• Written task:
Tell how many lines have the string "FISICA" in them, and write nothing besides the number.

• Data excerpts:
========

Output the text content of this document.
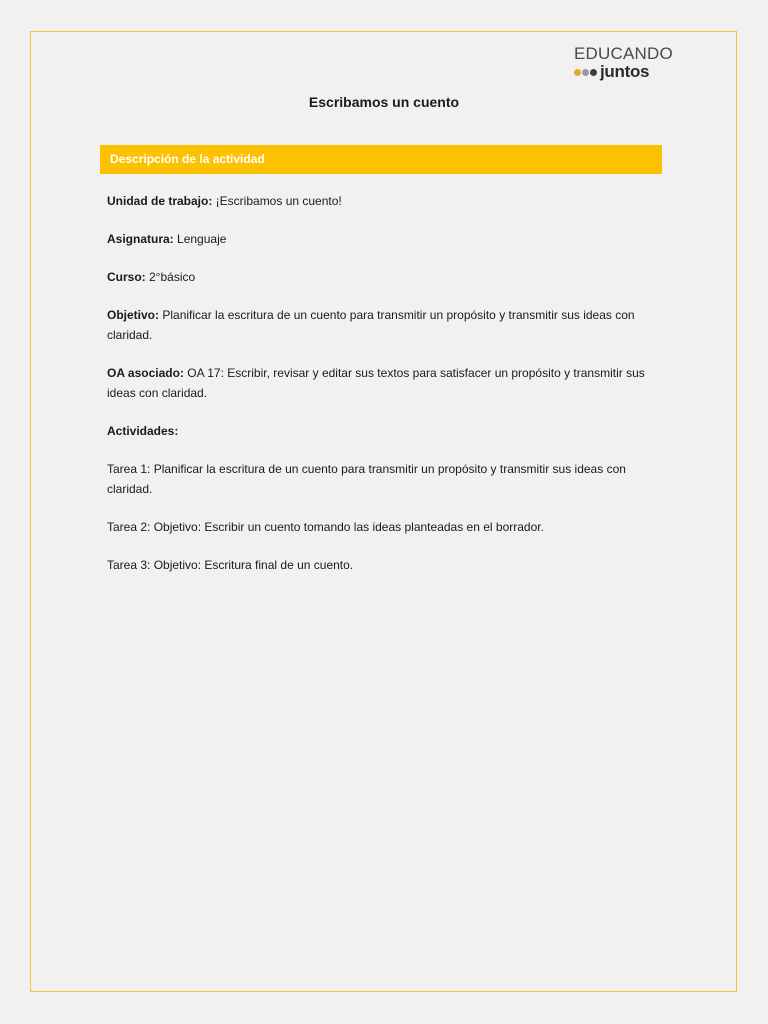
EDUCANDO
juntos
Escribamos un cuento
Descripción de la actividad

Unidad de trabajo: ¡Escribamos un cuento!

Asignatura: Lenguaje

Curso: 2°básico

Objetivo: Planificar la escritura de un cuento para transmitir un propósito y transmitir sus ideas con claridad.

OA asociado: OA 17: Escribir, revisar y editar sus textos para satisfacer un propósito y transmitir sus ideas con claridad.

Actividades:

Tarea 1: Planificar la escritura de un cuento para transmitir un propósito y transmitir sus ideas con claridad.

Tarea 2: Objetivo: Escribir un cuento tomando las ideas planteadas en el borrador.

Tarea 3: Objetivo: Escritura final de un cuento.
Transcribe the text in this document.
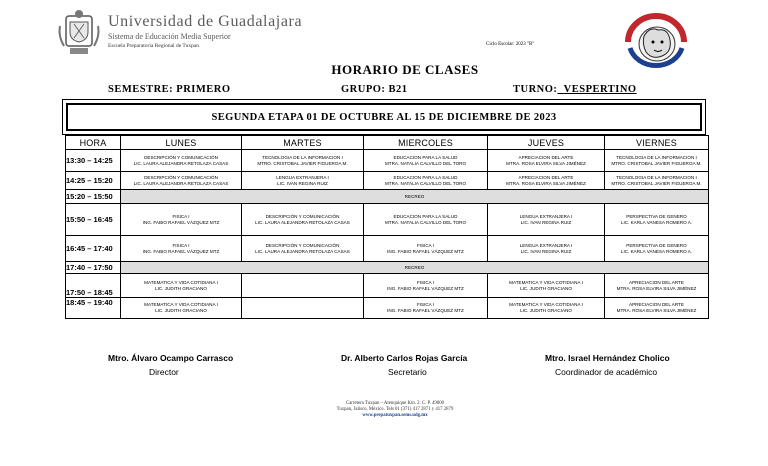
Universidad de Guadalajara
Sistema de Educación Media Superior
Escuela Preparatoria Regional de Tuxpan	Ciclo Escolar: 2023 "B"
HORARIO DE CLASES
SEMESTRE: PRIMERO	GRUPO: B21	TURNO: VESPERTINO
SEGUNDA ETAPA 01 DE OCTUBRE AL 15 DE DICIEMBRE DE 2023
HORA	LUNES	MARTES	MIERCOLES	JUEVES	VIERNES
13:30 – 14:25	DESCRIPCIÓN Y COMUNICACIÓN
LIC. LAURA ALEJANDRA RETOLAZA CASAS	TECNOLOGIA DE LA INFORMACION I
MTRO. CRISTOBAL JAVIER FIGUEROA M.	EDUCACION PARA LA SALUD
MTRA. NATALIA CALVILLO DEL TORO	APRECIACION DEL ARTE
MTRA. ROSA ELVIRA SILVA JIMÉNEZ	TECNOLOGIA DE LA INFORMACION I
MTRO. CRISTOBAL JAVIER FIGUEROA M.

14:25 – 15:20	DESCRIPCIÓN Y COMUNICACIÓN
LIC. LAURA ALEJANDRA RETOLAZA CASAS	LENGUA EXTRANJERA I
LIC. IVAN REGINA RUIZ	EDUCACION PARA LA SALUD
MTRA. NATALIA CALVILLO DEL TORO	APRECIACION DEL ARTE
MTRA. ROSA ELVIRA SILVA JIMÉNEZ	TECNOLOGIA DE LA INFORMACION I
MTRO. CRISTOBAL JAVIER FIGUEROA M.

15:20 – 15:50	RECREO				
15:50 – 16:45	FISICA I
ING. FABIO RAFAEL VÁZQUEZ MTZ	DESCRIPCIÓN Y COMUNICACIÓN
LIC. LAURA ALEJANDRA RETOLAZA CASAS	EDUCACION PARA LA SALUD
MTRA. NATALIA CALVILLO DEL TORO	LENGUA EXTRANJERA I
LIC. IVAN REGINA RUIZ	PERSPECTIVA DE GENERO
LIC. KARLA VANESA ROMERO A.

16:45 – 17:40	FISICA I
ING. FABIO RAFAEL VÁZQUEZ MTZ	DESCRIPCIÓN Y COMUNICACIÓN
LIC. LAURA ALEJANDRA RETOLAZA CASAS	FISICA I
ING. FABIO RAFAEL VÁZQUEZ MTZ	LENGUA EXTRANJERA I
LIC. IVAN REGINA RUIZ	PERSPECTIVA DE GENERO
LIC. KARLA VANESA ROMERO A.

17:40 – 17:50	RECREO				
17:50 – 18:45	MATEMATICA Y VIDA COTIDIANA I
LIC. JUDITH GRACIANO		FISICA I
ING. FABIO RAFAEL VÁZQUEZ MTZ	MATEMATICA Y VIDA COTIDIANA I
LIC. JUDITH GRACIANO	APRECIACION DEL ARTE
MTRA. ROSA ELVIRA SILVA JIMÉNEZ

18:45 – 19:40	MATEMATICA Y VIDA COTIDIANA I
LIC. JUDITH GRACIANO		FISICA I
ING. FABIO RAFAEL VÁZQUEZ MTZ	MATEMATICA Y VIDA COTIDIANA I
LIC. JUDITH GRACIANO	APRECIACION DEL ARTE
MTRA. ROSA ELVIRA SILVA JIMÉNEZ
Mtro. Álvaro Ocampo Carrasco
Director
Dr. Alberto Carlos Rojas García
Secretario
Mtro. Israel Hernández Cholico
Coordinador de académico
Carretera Tuxpan – Atenquique Km. 2. C. P. 49800
Tuxpan, Jalisco, México. Tels 01 (371) 417 2871 y 417 2879
www.prepatuxpan.sems.udg.mx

========

• Right answer:
5